Problem to work on: State only the count of lines in the listing below that hold "นปฐมพยาบาลโลก".

------------------------------------

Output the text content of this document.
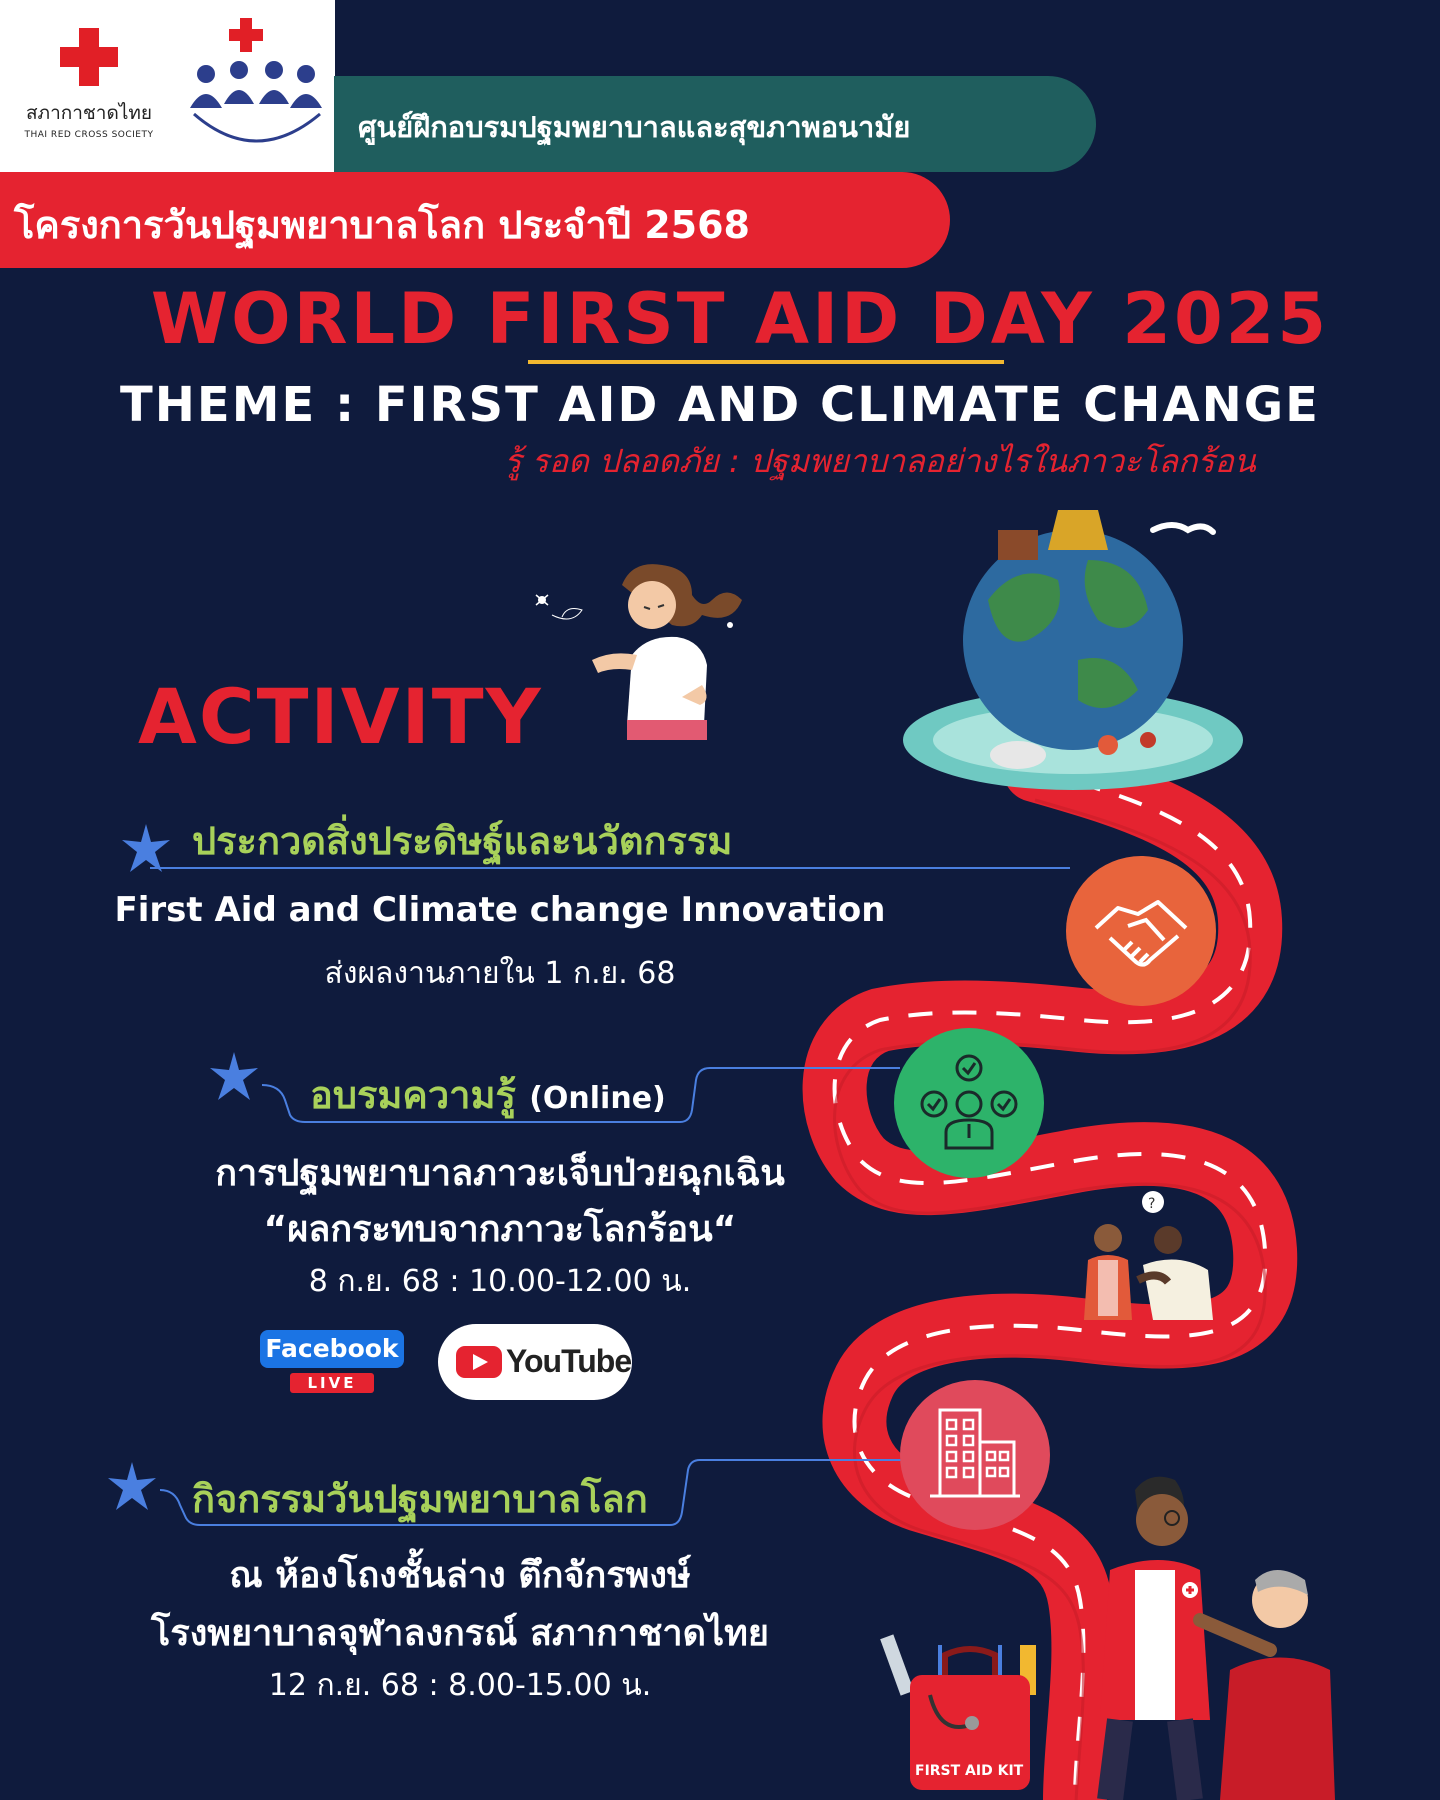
สภากาชาดไทย
THAI RED CROSS SOCIETY	ศูนย์ฝึกอบรมปฐมพยาบาลและสุขภาพอนามัย
โครงการวันปฐมพยาบาลโลก ประจำปี 2568
WORLD FIRST AID DAY 2025
THEME : FIRST AID AND CLIMATE CHANGE
รู้ รอด ปลอดภัย : ปฐมพยาบาลอย่างไรในภาวะโลกร้อน
ACTIVITY
ประกวดสิ่งประดิษฐ์และนวัตกรรม
First Aid and Climate change Innovation
ส่งผลงานภายใน 1 ก.ย. 68
อบรมความรู้ (Online)
การปฐมพยาบาลภาวะเจ็บป่วยฉุกเฉิน
“ผลกระทบจากภาวะโลกร้อน“
8 ก.ย. 68 : 10.00-12.00 น.
Facebook
LIVE
YouTube
?
กิจกรรมวันปฐมพยาบาลโลก
ณ ห้องโถงชั้นล่าง ตึกจักรพงษ์
โรงพยาบาลจุฬาลงกรณ์ สภากาชาดไทย
12 ก.ย. 68 : 8.00-15.00 น.
FIRST AID KIT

------------------------------------

Full response: 2